• **What you have to do**
Filter the data for lines with the word "其他一般公共服务支出", then copy every line so identified.

• **Excerpted records**
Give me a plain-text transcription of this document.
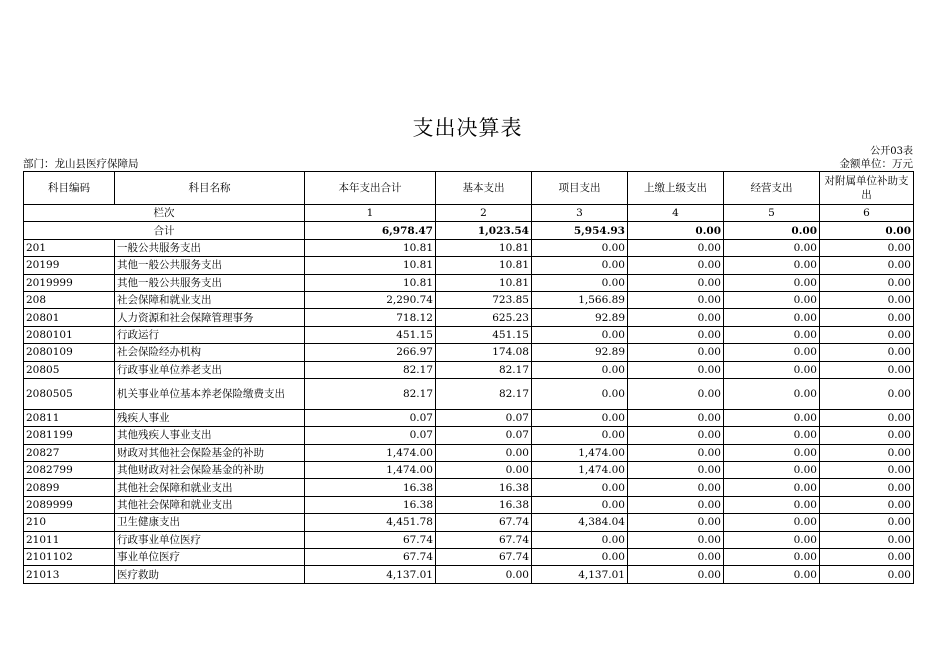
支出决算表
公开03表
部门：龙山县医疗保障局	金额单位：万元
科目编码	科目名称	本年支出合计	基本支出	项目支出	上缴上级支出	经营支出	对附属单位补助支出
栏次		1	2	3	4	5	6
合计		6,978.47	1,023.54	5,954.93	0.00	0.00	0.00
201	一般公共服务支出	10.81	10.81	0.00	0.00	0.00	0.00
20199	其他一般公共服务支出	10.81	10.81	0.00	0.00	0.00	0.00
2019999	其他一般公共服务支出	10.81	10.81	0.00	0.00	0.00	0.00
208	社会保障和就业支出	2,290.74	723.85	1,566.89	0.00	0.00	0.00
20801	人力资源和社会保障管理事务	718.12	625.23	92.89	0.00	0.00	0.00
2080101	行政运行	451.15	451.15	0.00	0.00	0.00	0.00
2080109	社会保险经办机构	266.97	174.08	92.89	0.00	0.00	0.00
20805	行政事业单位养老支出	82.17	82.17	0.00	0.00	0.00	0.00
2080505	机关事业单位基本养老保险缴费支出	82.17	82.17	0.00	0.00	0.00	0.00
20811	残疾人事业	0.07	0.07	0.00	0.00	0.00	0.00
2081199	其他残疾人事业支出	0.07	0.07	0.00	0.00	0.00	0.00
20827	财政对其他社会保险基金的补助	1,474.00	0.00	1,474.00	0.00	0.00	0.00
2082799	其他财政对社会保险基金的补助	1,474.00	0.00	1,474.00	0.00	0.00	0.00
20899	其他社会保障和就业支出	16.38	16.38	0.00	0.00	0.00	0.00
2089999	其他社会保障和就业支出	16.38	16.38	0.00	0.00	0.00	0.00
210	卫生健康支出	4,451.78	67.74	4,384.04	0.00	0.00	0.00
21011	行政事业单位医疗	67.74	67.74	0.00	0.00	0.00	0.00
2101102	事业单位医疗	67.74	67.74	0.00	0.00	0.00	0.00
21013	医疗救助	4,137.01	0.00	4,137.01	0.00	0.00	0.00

• **Solution**
20199	其他一般公共服务支出	10.81	10.81	0.00	0.00	0.00	0.00
2019999	其他一般公共服务支出	10.81	10.81	0.00	0.00	0.00	0.00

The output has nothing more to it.